**Task brief:**
Quote the entries that follow exactly, leaving none out.

Start of Listing

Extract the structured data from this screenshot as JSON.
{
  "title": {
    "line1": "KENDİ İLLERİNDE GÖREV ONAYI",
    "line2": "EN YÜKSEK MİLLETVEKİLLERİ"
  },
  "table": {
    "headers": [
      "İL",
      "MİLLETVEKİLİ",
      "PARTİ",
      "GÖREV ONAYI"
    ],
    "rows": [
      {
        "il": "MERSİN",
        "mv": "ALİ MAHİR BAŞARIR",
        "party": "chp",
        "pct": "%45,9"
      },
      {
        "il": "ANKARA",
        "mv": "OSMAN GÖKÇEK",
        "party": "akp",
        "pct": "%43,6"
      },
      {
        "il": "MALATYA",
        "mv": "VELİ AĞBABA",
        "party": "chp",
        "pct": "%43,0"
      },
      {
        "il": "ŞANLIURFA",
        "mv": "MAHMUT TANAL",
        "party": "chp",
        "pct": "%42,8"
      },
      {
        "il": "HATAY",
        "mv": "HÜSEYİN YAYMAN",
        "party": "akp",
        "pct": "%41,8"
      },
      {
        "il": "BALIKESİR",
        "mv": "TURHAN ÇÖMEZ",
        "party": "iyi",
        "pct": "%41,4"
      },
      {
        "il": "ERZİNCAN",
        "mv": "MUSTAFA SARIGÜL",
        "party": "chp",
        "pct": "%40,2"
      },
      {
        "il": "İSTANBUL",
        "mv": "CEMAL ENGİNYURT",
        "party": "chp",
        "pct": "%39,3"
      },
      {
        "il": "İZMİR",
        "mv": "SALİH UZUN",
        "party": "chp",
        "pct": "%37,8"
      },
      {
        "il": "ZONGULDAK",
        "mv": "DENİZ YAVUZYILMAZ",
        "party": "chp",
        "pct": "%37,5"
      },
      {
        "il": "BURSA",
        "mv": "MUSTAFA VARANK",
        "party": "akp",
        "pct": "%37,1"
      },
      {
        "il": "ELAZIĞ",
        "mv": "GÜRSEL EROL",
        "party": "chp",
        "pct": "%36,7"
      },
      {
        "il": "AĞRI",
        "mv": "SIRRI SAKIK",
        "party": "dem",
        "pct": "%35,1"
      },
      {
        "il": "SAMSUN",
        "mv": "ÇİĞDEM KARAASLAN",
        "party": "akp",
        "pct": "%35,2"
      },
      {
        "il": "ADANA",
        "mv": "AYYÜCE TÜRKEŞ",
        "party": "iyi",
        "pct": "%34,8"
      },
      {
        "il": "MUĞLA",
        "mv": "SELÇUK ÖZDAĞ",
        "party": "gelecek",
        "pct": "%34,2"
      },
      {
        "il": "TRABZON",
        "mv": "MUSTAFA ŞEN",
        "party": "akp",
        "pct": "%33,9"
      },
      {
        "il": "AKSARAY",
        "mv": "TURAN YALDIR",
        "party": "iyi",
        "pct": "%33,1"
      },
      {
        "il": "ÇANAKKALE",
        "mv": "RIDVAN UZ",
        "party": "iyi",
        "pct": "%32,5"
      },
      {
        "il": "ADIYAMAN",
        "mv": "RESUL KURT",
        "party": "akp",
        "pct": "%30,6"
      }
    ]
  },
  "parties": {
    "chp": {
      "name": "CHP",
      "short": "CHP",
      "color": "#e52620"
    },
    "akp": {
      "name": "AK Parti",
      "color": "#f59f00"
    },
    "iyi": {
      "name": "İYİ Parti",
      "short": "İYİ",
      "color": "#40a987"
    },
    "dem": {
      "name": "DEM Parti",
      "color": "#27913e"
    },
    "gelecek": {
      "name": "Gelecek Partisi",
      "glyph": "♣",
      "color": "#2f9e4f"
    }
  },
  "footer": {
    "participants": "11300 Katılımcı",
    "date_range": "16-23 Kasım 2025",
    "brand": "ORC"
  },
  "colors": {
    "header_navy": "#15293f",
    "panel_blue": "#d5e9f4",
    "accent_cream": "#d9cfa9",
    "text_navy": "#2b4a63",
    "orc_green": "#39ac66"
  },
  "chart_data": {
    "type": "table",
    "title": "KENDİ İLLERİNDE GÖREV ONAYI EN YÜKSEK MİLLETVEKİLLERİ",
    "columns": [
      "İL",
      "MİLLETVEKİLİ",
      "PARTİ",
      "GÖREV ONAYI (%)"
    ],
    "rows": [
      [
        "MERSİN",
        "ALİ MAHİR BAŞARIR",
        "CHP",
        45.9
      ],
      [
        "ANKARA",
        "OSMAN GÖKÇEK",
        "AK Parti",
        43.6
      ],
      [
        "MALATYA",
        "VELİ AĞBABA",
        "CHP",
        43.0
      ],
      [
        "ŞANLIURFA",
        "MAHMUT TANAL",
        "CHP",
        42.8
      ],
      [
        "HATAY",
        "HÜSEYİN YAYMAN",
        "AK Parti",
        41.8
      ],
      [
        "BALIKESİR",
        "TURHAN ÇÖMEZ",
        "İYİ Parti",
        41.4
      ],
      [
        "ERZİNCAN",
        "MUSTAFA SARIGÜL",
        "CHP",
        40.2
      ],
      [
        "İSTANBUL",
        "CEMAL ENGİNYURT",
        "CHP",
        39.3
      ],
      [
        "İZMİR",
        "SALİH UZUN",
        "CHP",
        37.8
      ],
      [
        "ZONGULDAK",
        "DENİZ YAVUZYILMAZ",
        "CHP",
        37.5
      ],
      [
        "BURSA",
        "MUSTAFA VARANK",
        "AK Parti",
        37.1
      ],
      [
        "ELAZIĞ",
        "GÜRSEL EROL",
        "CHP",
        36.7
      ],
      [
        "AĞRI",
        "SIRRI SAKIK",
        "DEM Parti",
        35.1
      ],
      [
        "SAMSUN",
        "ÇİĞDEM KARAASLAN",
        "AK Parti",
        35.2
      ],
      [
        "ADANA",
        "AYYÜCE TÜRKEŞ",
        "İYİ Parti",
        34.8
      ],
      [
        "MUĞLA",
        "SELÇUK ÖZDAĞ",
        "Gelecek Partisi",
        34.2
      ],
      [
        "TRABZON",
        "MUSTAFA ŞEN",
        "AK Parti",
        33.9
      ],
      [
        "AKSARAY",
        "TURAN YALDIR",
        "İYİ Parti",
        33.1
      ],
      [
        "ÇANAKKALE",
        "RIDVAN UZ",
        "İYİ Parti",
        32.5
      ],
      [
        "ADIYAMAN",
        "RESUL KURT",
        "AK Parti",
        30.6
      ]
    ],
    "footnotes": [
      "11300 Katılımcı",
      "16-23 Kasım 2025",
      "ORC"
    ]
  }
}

End of Listing

**Response:**
Extract the structured data from this screenshot as JSON.
{
  "title": {
    "line1": "KENDİ İLLERİNDE GÖREV ONAYI",
    "line2": "EN YÜKSEK MİLLETVEKİLLERİ"
  },
  "table": {
    "headers": [
      "İL",
      "MİLLETVEKİLİ",
      "PARTİ",
      "GÖREV ONAYI"
    ],
    "rows": [
      {
        "il": "MERSİN",
        "mv": "ALİ MAHİR BAŞARIR",
        "party": "chp",
        "pct": "%45,9"
      },
      {
        "il": "ANKARA",
        "mv": "OSMAN GÖKÇEK",
        "party": "akp",
        "pct": "%43,6"
      },
      {
        "il": "MALATYA",
        "mv": "VELİ AĞBABA",
        "party": "chp",
        "pct": "%43,0"
      },
      {
        "il": "ŞANLIURFA",
        "mv": "MAHMUT TANAL",
        "party": "chp",
        "pct": "%42,8"
      },
      {
        "il": "HATAY",
        "mv": "HÜSEYİN YAYMAN",
        "party": "akp",
        "pct": "%41,8"
      },
      {
        "il": "BALIKESİR",
        "mv": "TURHAN ÇÖMEZ",
        "party": "iyi",
        "pct": "%41,4"
      },
      {
        "il": "ERZİNCAN",
        "mv": "MUSTAFA SARIGÜL",
        "party": "chp",
        "pct": "%40,2"
      },
      {
        "il": "İSTANBUL",
        "mv": "CEMAL ENGİNYURT",
        "party": "chp",
        "pct": "%39,3"
      },
      {
        "il": "İZMİR",
        "mv": "SALİH UZUN",
        "party": "chp",
        "pct": "%37,8"
      },
      {
        "il": "ZONGULDAK",
        "mv": "DENİZ YAVUZYILMAZ",
        "party": "chp",
        "pct": "%37,5"
      },
      {
        "il": "BURSA",
        "mv": "MUSTAFA VARANK",
        "party": "akp",
        "pct": "%37,1"
      },
      {
        "il": "ELAZIĞ",
        "mv": "GÜRSEL EROL",
        "party": "chp",
        "pct": "%36,7"
      },
      {
        "il": "AĞRI",
        "mv": "SIRRI SAKIK",
        "party": "dem",
        "pct": "%35,1"
      },
      {
        "il": "SAMSUN",
        "mv": "ÇİĞDEM KARAASLAN",
        "party": "akp",
        "pct": "%35,2"
      },
      {
        "il": "ADANA",
        "mv": "AYYÜCE TÜRKEŞ",
        "party": "iyi",
        "pct": "%34,8"
      },
      {
        "il": "MUĞLA",
        "mv": "SELÇUK ÖZDAĞ",
        "party": "gelecek",
        "pct": "%34,2"
      },
      {
        "il": "TRABZON",
        "mv": "MUSTAFA ŞEN",
        "party": "akp",
        "pct": "%33,9"
      },
      {
        "il": "AKSARAY",
        "mv": "TURAN YALDIR",
        "party": "iyi",
        "pct": "%33,1"
      },
      {
        "il": "ÇANAKKALE",
        "mv": "RIDVAN UZ",
        "party": "iyi",
        "pct": "%32,5"
      },
      {
        "il": "ADIYAMAN",
        "mv": "RESUL KURT",
        "party": "akp",
        "pct": "%30,6"
      }
    ]
  },
  "parties": {
    "chp": {
      "name": "CHP",
      "short": "CHP",
      "color": "#e52620"
    },
    "akp": {
      "name": "AK Parti",
      "color": "#f59f00"
    },
    "iyi": {
      "name": "İYİ Parti",
      "short": "İYİ",
      "color": "#40a987"
    },
    "dem": {
      "name": "DEM Parti",
      "color": "#27913e"
    },
    "gelecek": {
      "name": "Gelecek Partisi",
      "glyph": "♣",
      "color": "#2f9e4f"
    }
  },
  "footer": {
    "participants": "11300 Katılımcı",
    "date_range": "16-23 Kasım 2025",
    "brand": "ORC"
  },
  "colors": {
    "header_navy": "#15293f",
    "panel_blue": "#d5e9f4",
    "accent_cream": "#d9cfa9",
    "text_navy": "#2b4a63",
    "orc_green": "#39ac66"
  },
  "chart_data": {
    "type": "table",
    "title": "KENDİ İLLERİNDE GÖREV ONAYI EN YÜKSEK MİLLETVEKİLLERİ",
    "columns": [
      "İL",
      "MİLLETVEKİLİ",
      "PARTİ",
      "GÖREV ONAYI (%)"
    ],
    "rows": [
      [
        "MERSİN",
        "ALİ MAHİR BAŞARIR",
        "CHP",
        45.9
      ],
      [
        "ANKARA",
        "OSMAN GÖKÇEK",
        "AK Parti",
        43.6
      ],
      [
        "MALATYA",
        "VELİ AĞBABA",
        "CHP",
        43.0
      ],
      [
        "ŞANLIURFA",
        "MAHMUT TANAL",
        "CHP",
        42.8
      ],
      [
        "HATAY",
        "HÜSEYİN YAYMAN",
        "AK Parti",
        41.8
      ],
      [
        "BALIKESİR",
        "TURHAN ÇÖMEZ",
        "İYİ Parti",
        41.4
      ],
      [
        "ERZİNCAN",
        "MUSTAFA SARIGÜL",
        "CHP",
        40.2
      ],
      [
        "İSTANBUL",
        "CEMAL ENGİNYURT",
        "CHP",
        39.3
      ],
      [
        "İZMİR",
        "SALİH UZUN",
        "CHP",
        37.8
      ],
      [
        "ZONGULDAK",
        "DENİZ YAVUZYILMAZ",
        "CHP",
        37.5
      ],
      [
        "BURSA",
        "MUSTAFA VARANK",
        "AK Parti",
        37.1
      ],
      [
        "ELAZIĞ",
        "GÜRSEL EROL",
        "CHP",
        36.7
      ],
      [
        "AĞRI",
        "SIRRI SAKIK",
        "DEM Parti",
        35.1
      ],
      [
        "SAMSUN",
        "ÇİĞDEM KARAASLAN",
        "AK Parti",
        35.2
      ],
      [
        "ADANA",
        "AYYÜCE TÜRKEŞ",
        "İYİ Parti",
        34.8
      ],
      [
        "MUĞLA",
        "SELÇUK ÖZDAĞ",
        "Gelecek Partisi",
        34.2
      ],
      [
        "TRABZON",
        "MUSTAFA ŞEN",
        "AK Parti",
        33.9
      ],
      [
        "AKSARAY",
        "TURAN YALDIR",
        "İYİ Parti",
        33.1
      ],
      [
        "ÇANAKKALE",
        "RIDVAN UZ",
        "İYİ Parti",
        32.5
      ],
      [
        "ADIYAMAN",
        "RESUL KURT",
        "AK Parti",
        30.6
      ]
    ],
    "footnotes": [
      "11300 Katılımcı",
      "16-23 Kasım 2025",
      "ORC"
    ]
  }
}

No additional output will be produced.